Start of Material for this exercise

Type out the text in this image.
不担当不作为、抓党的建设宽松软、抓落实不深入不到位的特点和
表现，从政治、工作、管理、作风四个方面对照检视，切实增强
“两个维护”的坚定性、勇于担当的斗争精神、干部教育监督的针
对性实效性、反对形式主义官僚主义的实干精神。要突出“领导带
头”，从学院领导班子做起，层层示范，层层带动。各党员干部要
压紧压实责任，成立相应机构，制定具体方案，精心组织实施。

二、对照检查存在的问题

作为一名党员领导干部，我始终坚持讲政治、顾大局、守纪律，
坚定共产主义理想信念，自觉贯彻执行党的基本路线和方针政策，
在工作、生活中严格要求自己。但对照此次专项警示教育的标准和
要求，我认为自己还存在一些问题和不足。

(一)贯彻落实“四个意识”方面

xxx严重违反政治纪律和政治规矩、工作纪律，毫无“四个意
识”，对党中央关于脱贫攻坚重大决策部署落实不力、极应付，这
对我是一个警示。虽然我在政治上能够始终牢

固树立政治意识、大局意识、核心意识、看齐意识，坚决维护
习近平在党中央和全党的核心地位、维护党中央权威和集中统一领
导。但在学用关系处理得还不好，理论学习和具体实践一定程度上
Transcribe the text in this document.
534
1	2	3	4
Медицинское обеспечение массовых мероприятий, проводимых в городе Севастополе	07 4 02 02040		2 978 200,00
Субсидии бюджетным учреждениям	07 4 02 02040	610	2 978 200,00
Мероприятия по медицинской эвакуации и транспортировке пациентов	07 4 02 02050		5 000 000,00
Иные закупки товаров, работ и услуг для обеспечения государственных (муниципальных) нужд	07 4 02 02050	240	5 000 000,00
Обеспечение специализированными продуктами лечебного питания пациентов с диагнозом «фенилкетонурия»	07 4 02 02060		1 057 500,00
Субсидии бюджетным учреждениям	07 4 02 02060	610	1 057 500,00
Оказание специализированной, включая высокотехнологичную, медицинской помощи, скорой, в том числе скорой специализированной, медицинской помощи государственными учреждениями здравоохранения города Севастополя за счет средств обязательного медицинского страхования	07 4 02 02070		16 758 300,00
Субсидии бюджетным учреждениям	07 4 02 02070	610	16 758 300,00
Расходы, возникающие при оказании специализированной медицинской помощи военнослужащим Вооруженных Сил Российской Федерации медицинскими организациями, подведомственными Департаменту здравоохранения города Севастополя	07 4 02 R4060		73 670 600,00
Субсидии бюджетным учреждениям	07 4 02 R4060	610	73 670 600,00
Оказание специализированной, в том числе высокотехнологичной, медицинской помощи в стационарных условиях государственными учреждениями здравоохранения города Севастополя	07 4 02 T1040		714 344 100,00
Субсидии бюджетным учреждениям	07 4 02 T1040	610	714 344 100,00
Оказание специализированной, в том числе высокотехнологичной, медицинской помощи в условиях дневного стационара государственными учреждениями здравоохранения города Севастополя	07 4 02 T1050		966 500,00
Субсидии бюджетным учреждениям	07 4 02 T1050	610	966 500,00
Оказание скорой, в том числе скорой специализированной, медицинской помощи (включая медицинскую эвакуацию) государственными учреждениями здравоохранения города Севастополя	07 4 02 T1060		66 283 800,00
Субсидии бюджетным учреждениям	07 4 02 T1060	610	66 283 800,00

End of Material for this exercise

**Work to complete:** Reproduce the material above exactly; please quote every line of it.

**Answer below:**
Type out the text in this image.
不担当不作为、抓党的建设宽松软、抓落实不深入不到位的特点和
表现，从政治、工作、管理、作风四个方面对照检视，切实增强
“两个维护”的坚定性、勇于担当的斗争精神、干部教育监督的针
对性实效性、反对形式主义官僚主义的实干精神。要突出“领导带
头”，从学院领导班子做起，层层示范，层层带动。各党员干部要
压紧压实责任，成立相应机构，制定具体方案，精心组织实施。

二、对照检查存在的问题

作为一名党员领导干部，我始终坚持讲政治、顾大局、守纪律，
坚定共产主义理想信念，自觉贯彻执行党的基本路线和方针政策，
在工作、生活中严格要求自己。但对照此次专项警示教育的标准和
要求，我认为自己还存在一些问题和不足。

(一)贯彻落实“四个意识”方面

xxx严重违反政治纪律和政治规矩、工作纪律，毫无“四个意
识”，对党中央关于脱贫攻坚重大决策部署落实不力、极应付，这
对我是一个警示。虽然我在政治上能够始终牢

固树立政治意识、大局意识、核心意识、看齐意识，坚决维护
习近平在党中央和全党的核心地位、维护党中央权威和集中统一领
导。但在学用关系处理得还不好，理论学习和具体实践一定程度上
Transcribe the text in this document.
534
1	2	3	4
Медицинское обеспечение массовых мероприятий, проводимых в городе Севастополе	07 4 02 02040		2 978 200,00
Субсидии бюджетным учреждениям	07 4 02 02040	610	2 978 200,00
Мероприятия по медицинской эвакуации и транспортировке пациентов	07 4 02 02050		5 000 000,00
Иные закупки товаров, работ и услуг для обеспечения государственных (муниципальных) нужд	07 4 02 02050	240	5 000 000,00
Обеспечение специализированными продуктами лечебного питания пациентов с диагнозом «фенилкетонурия»	07 4 02 02060		1 057 500,00
Субсидии бюджетным учреждениям	07 4 02 02060	610	1 057 500,00
Оказание специализированной, включая высокотехнологичную, медицинской помощи, скорой, в том числе скорой специализированной, медицинской помощи государственными учреждениями здравоохранения города Севастополя за счет средств обязательного медицинского страхования	07 4 02 02070		16 758 300,00
Субсидии бюджетным учреждениям	07 4 02 02070	610	16 758 300,00
Расходы, возникающие при оказании специализированной медицинской помощи военнослужащим Вооруженных Сил Российской Федерации медицинскими организациями, подведомственными Департаменту здравоохранения города Севастополя	07 4 02 R4060		73 670 600,00
Субсидии бюджетным учреждениям	07 4 02 R4060	610	73 670 600,00
Оказание специализированной, в том числе высокотехнологичной, медицинской помощи в стационарных условиях государственными учреждениями здравоохранения города Севастополя	07 4 02 T1040		714 344 100,00
Субсидии бюджетным учреждениям	07 4 02 T1040	610	714 344 100,00
Оказание специализированной, в том числе высокотехнологичной, медицинской помощи в условиях дневного стационара государственными учреждениями здравоохранения города Севастополя	07 4 02 T1050		966 500,00
Субсидии бюджетным учреждениям	07 4 02 T1050	610	966 500,00
Оказание скорой, в том числе скорой специализированной, медицинской помощи (включая медицинскую эвакуацию) государственными учреждениями здравоохранения города Севастополя	07 4 02 T1060		66 283 800,00
Субсидии бюджетным учреждениям	07 4 02 T1060	610	66 283 800,00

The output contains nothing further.